[Begin MATERIAL SHOWN]

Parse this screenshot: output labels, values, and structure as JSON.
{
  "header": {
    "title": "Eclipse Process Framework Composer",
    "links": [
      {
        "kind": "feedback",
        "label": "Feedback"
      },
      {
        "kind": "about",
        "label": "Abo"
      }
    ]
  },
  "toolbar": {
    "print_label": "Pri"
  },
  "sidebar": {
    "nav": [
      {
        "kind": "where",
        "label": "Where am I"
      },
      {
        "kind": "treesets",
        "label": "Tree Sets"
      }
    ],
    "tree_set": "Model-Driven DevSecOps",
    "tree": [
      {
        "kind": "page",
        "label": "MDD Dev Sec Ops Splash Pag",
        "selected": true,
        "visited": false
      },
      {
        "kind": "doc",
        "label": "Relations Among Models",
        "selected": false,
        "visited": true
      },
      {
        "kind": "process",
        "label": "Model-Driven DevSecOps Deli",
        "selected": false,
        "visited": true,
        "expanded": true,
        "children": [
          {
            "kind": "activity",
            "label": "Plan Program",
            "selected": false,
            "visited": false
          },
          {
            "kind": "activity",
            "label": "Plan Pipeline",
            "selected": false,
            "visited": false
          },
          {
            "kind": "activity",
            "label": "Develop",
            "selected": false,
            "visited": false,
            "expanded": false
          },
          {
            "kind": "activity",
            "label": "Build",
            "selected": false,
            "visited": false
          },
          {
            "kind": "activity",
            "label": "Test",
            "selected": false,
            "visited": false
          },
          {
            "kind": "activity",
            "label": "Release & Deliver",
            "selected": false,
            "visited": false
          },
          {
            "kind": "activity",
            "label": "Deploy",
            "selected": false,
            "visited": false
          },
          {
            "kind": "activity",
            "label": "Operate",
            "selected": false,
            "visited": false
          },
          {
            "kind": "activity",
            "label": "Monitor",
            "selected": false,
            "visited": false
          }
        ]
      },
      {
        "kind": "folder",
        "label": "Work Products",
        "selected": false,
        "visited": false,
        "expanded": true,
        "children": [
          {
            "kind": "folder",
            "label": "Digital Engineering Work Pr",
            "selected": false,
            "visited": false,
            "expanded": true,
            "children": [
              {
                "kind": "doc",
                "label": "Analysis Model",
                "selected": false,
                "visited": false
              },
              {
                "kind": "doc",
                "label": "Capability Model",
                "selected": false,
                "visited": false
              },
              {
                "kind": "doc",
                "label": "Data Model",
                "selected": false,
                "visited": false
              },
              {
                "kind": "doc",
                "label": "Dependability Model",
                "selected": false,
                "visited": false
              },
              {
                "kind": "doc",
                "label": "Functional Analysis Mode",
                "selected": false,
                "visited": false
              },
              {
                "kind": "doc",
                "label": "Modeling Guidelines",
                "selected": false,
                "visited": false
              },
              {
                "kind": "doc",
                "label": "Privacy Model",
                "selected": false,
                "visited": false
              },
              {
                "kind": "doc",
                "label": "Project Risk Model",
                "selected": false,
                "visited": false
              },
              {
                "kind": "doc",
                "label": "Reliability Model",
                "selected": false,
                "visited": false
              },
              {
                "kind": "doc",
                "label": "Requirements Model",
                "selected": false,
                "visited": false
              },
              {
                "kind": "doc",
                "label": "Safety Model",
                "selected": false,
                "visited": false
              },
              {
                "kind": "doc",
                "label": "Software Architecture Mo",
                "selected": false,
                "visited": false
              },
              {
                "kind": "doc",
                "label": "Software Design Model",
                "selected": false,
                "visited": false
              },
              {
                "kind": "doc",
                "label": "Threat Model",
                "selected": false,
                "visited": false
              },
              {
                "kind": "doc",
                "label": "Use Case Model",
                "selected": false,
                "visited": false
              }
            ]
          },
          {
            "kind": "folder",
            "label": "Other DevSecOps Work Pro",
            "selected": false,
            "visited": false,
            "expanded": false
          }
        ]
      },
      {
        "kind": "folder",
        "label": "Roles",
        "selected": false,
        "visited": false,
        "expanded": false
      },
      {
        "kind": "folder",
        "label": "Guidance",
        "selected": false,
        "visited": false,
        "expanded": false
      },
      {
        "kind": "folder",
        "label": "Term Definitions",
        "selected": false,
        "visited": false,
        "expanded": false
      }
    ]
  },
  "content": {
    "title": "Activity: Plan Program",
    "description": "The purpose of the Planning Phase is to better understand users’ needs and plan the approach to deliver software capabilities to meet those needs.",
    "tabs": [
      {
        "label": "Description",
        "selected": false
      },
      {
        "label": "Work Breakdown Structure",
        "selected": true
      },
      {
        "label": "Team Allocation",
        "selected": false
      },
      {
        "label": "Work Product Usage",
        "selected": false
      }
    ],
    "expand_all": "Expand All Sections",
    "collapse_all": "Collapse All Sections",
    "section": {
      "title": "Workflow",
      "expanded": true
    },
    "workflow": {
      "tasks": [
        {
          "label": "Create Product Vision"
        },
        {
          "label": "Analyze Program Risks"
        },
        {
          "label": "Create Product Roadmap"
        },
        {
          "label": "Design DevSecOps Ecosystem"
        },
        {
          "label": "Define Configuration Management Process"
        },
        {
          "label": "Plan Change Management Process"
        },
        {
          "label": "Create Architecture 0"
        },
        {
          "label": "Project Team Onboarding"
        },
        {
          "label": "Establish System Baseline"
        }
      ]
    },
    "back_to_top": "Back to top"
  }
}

[End MATERIAL SHOWN]

§ **PROBLEM**:
Return every line from the records above that holds the word "DevSecOps".

§ **THE ANSWER**:
    "tree_set": "Model-Driven DevSecOps",
        "label": "Model-Driven DevSecOps Deli",
            "label": "Other DevSecOps Work Pro",
          "label": "Design DevSecOps Ecosystem"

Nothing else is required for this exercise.